--- TASK STATEMENT ---
Rewrite the records below, replacing "bounding boxes" with "box coordinates" and leaving everything else unchanged.

--- INFORMATION SUPPLIED ---
━━━━

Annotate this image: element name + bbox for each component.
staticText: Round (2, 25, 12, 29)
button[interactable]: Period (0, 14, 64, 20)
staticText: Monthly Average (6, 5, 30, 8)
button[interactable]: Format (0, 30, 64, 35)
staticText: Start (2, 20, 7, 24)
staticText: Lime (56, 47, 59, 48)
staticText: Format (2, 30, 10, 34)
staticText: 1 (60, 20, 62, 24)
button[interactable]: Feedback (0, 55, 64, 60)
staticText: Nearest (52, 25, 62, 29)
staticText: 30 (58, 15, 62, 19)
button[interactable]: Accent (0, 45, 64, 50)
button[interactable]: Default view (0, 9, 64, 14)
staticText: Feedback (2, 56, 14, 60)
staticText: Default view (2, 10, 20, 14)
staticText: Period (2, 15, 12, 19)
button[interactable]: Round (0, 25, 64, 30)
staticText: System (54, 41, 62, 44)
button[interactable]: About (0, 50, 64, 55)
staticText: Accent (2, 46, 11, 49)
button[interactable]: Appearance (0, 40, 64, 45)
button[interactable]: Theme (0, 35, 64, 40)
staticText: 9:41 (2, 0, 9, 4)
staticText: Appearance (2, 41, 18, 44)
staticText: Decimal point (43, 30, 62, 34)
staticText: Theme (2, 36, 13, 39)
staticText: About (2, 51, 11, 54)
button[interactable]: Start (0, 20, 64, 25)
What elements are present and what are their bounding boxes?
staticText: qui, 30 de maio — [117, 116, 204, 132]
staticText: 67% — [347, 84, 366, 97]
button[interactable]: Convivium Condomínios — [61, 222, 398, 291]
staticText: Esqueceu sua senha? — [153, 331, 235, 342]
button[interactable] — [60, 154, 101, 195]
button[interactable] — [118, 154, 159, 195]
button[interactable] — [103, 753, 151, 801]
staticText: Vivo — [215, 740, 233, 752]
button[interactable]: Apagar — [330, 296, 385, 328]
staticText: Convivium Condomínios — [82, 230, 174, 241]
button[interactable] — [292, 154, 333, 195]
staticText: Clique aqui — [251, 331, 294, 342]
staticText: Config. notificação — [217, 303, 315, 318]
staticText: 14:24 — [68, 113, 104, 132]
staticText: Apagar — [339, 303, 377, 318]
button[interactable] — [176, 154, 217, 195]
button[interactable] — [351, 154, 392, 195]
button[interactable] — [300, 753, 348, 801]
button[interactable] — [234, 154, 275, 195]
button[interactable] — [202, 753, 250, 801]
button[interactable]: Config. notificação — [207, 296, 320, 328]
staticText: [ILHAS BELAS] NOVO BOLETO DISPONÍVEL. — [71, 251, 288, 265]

━━━━

--- TASK ANSWER ---
Annotate this image: element name + bbox for each component.
staticText: Round (2, 25, 12, 29)
button[interactable]: Period (0, 14, 64, 20)
staticText: Monthly Average (6, 5, 30, 8)
button[interactable]: Format (0, 30, 64, 35)
staticText: Start (2, 20, 7, 24)
staticText: Lime (56, 47, 59, 48)
staticText: Format (2, 30, 10, 34)
staticText: 1 (60, 20, 62, 24)
button[interactable]: Feedback (0, 55, 64, 60)
staticText: Nearest (52, 25, 62, 29)
staticText: 30 (58, 15, 62, 19)
button[interactable]: Accent (0, 45, 64, 50)
button[interactable]: Default view (0, 9, 64, 14)
staticText: Feedback (2, 56, 14, 60)
staticText: Default view (2, 10, 20, 14)
staticText: Period (2, 15, 12, 19)
button[interactable]: Round (0, 25, 64, 30)
staticText: System (54, 41, 62, 44)
button[interactable]: About (0, 50, 64, 55)
staticText: Accent (2, 46, 11, 49)
button[interactable]: Appearance (0, 40, 64, 45)
button[interactable]: Theme (0, 35, 64, 40)
staticText: 9:41 (2, 0, 9, 4)
staticText: Appearance (2, 41, 18, 44)
staticText: Decimal point (43, 30, 62, 34)
staticText: Theme (2, 36, 13, 39)
staticText: About (2, 51, 11, 54)
button[interactable]: Start (0, 20, 64, 25)
What elements are present and what are their box coordinates?
staticText: qui, 30 de maio — [117, 116, 204, 132]
staticText: 67% — [347, 84, 366, 97]
button[interactable]: Convivium Condomínios — [61, 222, 398, 291]
staticText: Esqueceu sua senha? — [153, 331, 235, 342]
button[interactable] — [60, 154, 101, 195]
button[interactable] — [118, 154, 159, 195]
button[interactable] — [103, 753, 151, 801]
staticText: Vivo — [215, 740, 233, 752]
button[interactable]: Apagar — [330, 296, 385, 328]
staticText: Convivium Condomínios — [82, 230, 174, 241]
button[interactable] — [292, 154, 333, 195]
staticText: Clique aqui — [251, 331, 294, 342]
staticText: Config. notificação — [217, 303, 315, 318]
staticText: 14:24 — [68, 113, 104, 132]
staticText: Apagar — [339, 303, 377, 318]
button[interactable] — [176, 154, 217, 195]
button[interactable] — [351, 154, 392, 195]
button[interactable] — [300, 753, 348, 801]
button[interactable] — [234, 154, 275, 195]
button[interactable] — [202, 753, 250, 801]
button[interactable]: Config. notificação — [207, 296, 320, 328]
staticText: [ILHAS BELAS] NOVO BOLETO DISPONÍVEL. — [71, 251, 288, 265]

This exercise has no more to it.